### [WORK ITEM]
Check every line of the entries below for the word "increased", and copy the ones that have it.

** Opening DATASET EXTRACT block **

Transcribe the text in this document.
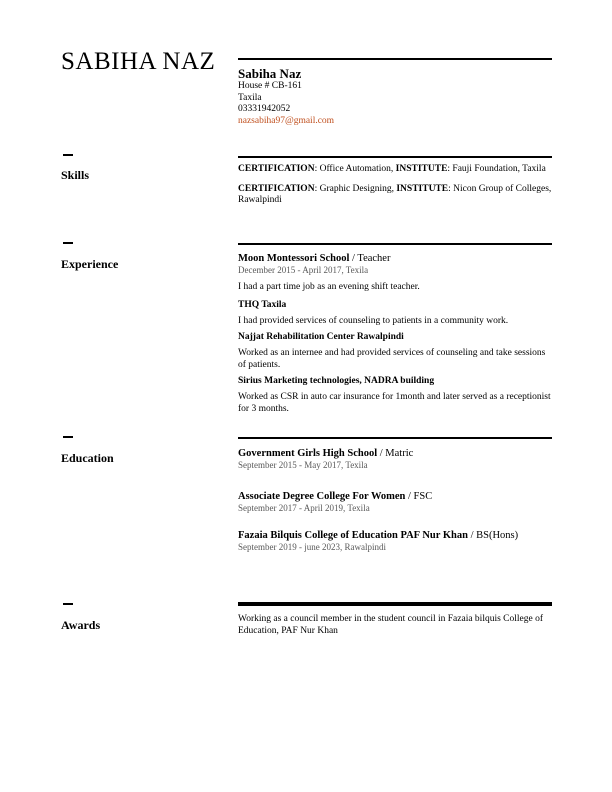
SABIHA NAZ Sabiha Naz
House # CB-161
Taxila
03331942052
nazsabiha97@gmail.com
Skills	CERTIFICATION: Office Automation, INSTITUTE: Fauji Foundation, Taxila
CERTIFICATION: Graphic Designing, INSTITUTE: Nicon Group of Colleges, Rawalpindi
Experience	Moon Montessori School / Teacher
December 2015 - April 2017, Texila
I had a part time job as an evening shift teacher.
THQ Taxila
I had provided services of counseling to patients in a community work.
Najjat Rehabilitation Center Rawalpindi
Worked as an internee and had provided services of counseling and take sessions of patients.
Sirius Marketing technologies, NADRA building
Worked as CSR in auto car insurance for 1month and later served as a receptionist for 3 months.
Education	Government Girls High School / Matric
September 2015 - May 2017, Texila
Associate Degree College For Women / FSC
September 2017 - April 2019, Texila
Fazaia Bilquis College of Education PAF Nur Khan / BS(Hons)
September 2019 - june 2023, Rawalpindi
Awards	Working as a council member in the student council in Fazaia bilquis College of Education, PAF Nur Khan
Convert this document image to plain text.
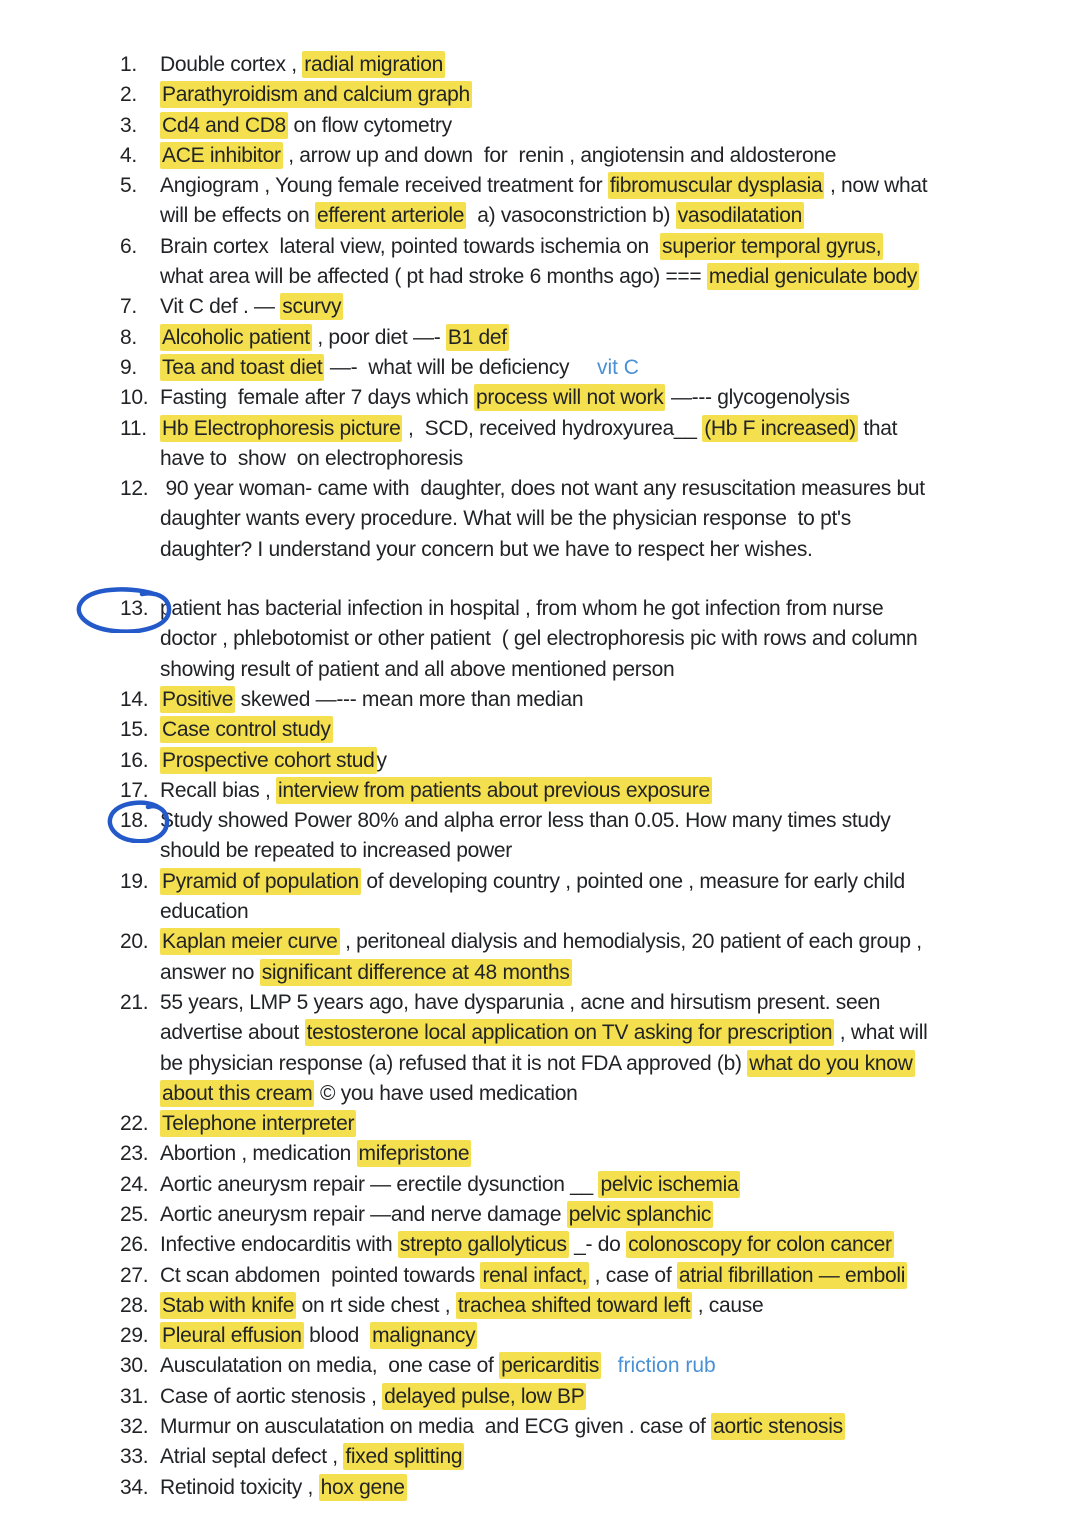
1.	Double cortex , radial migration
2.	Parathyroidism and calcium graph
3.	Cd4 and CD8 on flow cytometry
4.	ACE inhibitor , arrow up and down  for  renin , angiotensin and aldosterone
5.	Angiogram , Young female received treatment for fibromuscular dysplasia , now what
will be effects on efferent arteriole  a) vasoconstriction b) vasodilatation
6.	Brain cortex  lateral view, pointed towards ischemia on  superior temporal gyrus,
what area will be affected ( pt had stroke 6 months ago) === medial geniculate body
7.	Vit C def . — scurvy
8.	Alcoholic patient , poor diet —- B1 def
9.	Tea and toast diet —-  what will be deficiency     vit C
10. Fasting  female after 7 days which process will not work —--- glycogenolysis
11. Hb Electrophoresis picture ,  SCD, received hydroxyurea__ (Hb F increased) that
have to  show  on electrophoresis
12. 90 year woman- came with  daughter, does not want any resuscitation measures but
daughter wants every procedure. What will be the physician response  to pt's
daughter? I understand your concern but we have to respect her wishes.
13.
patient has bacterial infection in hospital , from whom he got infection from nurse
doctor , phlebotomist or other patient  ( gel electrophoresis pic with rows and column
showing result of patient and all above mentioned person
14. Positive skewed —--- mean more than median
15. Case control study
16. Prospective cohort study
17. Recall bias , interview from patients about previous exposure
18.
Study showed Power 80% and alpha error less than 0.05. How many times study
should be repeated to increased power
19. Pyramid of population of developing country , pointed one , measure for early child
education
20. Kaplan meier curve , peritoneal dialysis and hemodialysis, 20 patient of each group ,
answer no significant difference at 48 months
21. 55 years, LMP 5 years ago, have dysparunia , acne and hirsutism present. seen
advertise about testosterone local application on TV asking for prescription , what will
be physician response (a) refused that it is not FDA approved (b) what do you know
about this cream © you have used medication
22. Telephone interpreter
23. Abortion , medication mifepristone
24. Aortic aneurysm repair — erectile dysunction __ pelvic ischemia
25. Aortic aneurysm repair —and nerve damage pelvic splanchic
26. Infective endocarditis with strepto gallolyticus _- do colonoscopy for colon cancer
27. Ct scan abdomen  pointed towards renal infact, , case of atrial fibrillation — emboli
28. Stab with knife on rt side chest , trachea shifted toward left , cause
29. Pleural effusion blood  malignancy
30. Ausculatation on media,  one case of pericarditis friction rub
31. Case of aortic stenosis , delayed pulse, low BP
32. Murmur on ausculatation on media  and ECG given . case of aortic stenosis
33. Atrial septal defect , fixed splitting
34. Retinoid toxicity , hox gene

** Closing DATASET EXTRACT block **

### [TASK OUTPUT]
11. Hb Electrophoresis picture ,  SCD, received hydroxyurea__ (Hb F increased) that
should be repeated to increased power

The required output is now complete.